• _Description of the task_
How many lines in the listing below include the word "ylabel"? Answer with the number and nothing else.

• _Supplied data_
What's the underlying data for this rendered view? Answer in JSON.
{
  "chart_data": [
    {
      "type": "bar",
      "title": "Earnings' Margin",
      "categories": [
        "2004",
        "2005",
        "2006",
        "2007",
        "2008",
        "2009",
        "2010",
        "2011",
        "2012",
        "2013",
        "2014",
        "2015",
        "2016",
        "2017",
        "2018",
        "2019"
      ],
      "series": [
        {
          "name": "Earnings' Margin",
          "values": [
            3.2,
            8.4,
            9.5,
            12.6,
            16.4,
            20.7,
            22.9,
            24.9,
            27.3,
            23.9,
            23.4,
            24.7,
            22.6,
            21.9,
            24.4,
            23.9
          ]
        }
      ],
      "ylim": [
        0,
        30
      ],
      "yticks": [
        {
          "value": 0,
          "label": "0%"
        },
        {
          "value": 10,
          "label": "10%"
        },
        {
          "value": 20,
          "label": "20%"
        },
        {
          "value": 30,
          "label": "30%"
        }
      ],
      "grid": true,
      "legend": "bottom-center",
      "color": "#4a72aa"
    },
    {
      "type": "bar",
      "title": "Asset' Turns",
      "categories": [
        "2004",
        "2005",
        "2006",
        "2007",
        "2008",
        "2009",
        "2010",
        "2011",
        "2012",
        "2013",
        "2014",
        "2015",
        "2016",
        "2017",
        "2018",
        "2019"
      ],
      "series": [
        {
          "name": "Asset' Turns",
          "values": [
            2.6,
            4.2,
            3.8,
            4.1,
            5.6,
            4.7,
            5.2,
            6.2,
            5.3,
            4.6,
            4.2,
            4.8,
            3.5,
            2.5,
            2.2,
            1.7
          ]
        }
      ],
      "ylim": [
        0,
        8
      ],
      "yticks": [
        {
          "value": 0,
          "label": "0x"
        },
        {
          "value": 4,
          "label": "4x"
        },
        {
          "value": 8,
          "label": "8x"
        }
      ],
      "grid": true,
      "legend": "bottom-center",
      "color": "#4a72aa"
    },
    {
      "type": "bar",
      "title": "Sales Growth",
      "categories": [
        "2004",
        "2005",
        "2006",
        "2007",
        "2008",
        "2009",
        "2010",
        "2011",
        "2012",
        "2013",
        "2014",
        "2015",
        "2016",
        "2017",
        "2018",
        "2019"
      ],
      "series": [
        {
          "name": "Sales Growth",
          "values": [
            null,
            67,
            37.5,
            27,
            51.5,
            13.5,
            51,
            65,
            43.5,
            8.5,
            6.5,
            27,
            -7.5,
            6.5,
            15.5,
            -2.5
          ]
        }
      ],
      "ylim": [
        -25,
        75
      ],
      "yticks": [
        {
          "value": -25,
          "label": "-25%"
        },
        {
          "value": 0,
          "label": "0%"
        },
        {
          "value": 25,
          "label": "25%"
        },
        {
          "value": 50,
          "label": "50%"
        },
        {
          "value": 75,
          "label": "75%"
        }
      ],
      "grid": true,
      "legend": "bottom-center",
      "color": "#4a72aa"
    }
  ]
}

* * *

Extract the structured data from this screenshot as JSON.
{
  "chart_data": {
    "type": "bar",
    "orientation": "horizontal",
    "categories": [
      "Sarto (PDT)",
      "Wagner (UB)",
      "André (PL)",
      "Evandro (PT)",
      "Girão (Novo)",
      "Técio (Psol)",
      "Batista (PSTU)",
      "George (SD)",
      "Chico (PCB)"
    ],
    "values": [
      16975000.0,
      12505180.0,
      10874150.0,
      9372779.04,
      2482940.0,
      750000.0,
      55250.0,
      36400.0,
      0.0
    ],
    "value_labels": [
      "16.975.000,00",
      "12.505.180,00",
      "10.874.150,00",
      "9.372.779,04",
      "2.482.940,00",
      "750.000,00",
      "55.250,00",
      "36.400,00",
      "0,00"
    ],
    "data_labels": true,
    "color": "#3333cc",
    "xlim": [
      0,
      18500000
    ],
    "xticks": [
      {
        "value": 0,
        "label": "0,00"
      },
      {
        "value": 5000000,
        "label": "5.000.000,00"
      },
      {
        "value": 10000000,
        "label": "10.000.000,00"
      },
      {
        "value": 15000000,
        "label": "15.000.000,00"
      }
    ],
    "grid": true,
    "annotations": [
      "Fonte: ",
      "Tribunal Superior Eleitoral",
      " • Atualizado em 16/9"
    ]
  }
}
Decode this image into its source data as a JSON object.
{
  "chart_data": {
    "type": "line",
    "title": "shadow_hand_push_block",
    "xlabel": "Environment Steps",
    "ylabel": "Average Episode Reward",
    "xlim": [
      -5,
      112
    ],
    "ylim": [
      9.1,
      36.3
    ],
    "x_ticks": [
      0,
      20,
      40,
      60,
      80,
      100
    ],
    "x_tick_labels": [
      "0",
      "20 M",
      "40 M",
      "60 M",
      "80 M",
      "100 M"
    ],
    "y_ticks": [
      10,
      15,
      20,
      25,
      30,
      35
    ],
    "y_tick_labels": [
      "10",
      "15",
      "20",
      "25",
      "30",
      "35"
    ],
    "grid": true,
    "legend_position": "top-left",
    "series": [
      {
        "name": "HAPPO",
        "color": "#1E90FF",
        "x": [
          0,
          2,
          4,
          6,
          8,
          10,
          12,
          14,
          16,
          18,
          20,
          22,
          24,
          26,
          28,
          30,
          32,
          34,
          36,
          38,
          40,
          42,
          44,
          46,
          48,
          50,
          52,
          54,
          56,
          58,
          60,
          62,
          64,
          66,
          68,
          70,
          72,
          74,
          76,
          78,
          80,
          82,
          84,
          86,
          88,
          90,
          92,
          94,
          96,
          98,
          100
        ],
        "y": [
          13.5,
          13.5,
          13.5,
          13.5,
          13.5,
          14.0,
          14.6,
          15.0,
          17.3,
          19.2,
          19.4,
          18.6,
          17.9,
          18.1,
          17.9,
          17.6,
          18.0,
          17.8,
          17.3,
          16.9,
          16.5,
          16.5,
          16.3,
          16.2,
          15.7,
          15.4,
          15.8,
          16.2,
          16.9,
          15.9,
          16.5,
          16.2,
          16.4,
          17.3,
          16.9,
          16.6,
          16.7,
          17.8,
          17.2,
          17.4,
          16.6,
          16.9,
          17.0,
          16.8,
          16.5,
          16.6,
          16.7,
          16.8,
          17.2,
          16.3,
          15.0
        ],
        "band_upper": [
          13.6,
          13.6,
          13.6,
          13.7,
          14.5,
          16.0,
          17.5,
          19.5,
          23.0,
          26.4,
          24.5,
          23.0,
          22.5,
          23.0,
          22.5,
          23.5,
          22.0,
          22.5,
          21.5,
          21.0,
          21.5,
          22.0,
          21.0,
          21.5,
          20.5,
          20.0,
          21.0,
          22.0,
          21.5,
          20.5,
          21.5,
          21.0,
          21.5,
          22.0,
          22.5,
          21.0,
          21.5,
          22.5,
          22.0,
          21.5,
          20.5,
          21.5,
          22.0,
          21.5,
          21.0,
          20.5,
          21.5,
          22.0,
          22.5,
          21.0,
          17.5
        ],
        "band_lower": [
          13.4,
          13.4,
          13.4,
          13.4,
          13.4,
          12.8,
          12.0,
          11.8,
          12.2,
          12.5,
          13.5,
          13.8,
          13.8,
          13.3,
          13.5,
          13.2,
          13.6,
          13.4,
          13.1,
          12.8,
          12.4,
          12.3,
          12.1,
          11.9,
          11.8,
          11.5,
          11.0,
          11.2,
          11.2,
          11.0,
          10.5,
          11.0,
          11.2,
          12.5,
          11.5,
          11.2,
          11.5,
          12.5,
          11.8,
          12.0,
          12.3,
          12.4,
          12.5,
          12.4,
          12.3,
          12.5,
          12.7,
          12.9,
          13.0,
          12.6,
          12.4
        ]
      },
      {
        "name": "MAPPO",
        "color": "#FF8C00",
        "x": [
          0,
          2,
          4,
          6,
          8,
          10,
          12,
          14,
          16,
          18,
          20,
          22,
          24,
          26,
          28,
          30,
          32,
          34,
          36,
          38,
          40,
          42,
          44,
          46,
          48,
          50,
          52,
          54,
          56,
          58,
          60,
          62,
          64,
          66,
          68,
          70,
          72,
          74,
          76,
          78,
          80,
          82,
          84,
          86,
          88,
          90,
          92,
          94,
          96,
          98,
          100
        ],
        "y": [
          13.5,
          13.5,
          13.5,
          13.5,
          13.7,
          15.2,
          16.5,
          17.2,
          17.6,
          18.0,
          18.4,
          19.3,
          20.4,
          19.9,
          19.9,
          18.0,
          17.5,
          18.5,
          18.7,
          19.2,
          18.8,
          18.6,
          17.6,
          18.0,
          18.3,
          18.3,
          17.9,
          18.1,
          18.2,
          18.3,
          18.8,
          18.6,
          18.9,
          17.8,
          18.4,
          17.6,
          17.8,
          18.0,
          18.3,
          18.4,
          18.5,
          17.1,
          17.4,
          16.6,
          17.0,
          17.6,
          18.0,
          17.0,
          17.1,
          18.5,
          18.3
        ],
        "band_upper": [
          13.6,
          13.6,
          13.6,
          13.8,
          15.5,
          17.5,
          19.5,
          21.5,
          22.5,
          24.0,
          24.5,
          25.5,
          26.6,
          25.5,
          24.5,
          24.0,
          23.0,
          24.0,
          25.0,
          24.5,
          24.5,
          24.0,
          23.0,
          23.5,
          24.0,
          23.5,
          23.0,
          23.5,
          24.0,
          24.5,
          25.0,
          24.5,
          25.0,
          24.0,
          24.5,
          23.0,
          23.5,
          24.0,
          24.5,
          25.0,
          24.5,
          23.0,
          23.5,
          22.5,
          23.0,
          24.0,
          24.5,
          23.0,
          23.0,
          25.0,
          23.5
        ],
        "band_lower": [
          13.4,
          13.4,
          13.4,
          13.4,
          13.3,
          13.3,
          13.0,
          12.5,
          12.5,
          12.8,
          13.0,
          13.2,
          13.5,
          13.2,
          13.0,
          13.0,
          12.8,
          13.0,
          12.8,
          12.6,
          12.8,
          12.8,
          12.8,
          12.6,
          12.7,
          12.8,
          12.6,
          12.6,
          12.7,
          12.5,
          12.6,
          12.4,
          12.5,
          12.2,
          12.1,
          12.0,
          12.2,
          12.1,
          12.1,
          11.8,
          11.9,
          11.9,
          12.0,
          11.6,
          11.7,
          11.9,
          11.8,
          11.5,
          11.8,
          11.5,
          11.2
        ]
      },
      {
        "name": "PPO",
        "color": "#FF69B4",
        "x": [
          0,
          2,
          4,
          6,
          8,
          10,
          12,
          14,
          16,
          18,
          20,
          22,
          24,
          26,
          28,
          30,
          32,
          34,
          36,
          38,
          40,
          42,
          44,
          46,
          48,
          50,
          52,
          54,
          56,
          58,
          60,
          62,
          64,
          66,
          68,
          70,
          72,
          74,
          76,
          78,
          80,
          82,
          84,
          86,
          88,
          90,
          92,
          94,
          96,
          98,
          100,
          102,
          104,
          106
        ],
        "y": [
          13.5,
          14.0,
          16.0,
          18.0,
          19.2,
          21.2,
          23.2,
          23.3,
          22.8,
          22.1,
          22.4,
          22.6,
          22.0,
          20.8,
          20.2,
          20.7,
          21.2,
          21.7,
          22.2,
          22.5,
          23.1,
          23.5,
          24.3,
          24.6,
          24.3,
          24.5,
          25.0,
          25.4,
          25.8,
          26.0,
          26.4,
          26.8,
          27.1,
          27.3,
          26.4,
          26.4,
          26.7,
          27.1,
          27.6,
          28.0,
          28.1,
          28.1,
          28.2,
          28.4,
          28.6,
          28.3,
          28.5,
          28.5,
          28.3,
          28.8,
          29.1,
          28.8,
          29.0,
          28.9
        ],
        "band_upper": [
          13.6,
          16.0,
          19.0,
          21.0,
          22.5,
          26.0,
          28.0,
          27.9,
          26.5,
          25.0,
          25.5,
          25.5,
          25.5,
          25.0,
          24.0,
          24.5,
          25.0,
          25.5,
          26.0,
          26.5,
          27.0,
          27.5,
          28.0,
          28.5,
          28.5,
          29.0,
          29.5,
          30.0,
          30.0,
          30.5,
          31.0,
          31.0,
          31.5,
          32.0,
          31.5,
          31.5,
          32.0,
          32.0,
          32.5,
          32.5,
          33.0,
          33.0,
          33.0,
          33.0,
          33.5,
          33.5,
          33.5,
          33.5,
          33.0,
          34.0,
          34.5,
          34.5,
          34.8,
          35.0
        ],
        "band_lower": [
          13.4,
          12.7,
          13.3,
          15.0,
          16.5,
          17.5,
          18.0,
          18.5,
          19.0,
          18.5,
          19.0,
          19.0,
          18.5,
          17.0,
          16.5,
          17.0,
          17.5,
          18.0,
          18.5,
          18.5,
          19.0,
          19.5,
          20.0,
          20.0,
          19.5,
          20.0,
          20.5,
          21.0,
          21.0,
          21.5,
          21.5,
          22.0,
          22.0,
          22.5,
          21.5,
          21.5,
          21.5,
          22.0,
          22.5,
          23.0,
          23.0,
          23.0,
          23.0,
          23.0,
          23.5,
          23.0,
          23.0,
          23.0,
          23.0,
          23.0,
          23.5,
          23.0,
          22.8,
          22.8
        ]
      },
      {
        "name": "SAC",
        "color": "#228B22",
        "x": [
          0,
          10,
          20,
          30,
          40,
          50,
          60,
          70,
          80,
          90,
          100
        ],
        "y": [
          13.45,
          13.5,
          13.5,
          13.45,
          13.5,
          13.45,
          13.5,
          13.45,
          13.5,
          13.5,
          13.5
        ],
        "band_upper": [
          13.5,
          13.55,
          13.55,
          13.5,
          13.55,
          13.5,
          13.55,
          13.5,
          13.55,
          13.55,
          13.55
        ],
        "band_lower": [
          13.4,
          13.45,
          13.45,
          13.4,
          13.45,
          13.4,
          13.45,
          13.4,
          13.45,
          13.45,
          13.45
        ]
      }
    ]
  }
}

* * *

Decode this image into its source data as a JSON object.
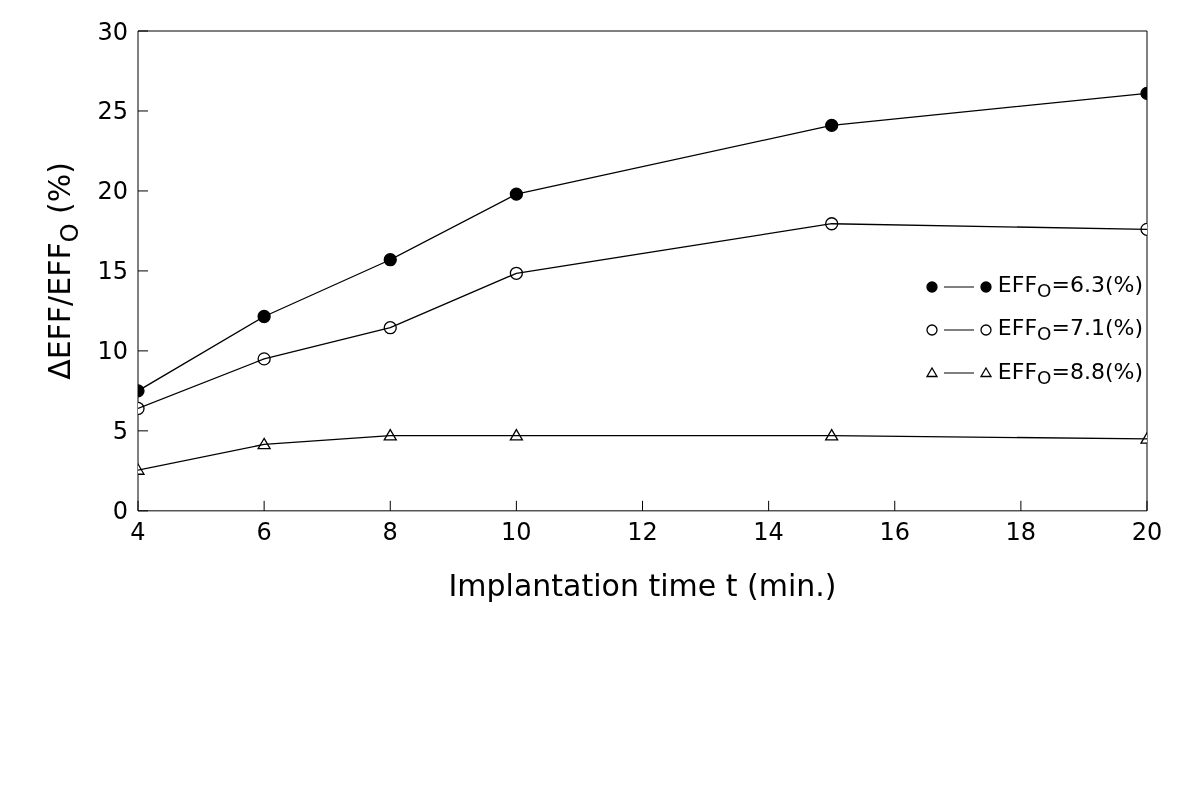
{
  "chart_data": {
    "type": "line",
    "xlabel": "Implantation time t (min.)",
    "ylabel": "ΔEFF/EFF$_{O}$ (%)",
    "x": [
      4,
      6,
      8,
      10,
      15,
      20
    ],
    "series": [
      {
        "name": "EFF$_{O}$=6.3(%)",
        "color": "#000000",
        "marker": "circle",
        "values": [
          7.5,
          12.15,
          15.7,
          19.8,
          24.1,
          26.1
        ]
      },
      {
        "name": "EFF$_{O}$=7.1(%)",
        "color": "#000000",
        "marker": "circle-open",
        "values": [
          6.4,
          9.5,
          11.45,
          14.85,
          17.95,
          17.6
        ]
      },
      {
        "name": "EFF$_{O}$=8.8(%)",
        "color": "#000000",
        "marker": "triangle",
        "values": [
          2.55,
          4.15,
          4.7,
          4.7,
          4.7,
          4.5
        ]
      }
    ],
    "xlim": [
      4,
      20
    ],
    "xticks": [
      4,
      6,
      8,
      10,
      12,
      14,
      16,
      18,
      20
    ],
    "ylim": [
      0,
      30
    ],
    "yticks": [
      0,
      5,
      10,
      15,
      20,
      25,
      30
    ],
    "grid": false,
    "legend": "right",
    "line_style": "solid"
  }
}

• _Written response_
2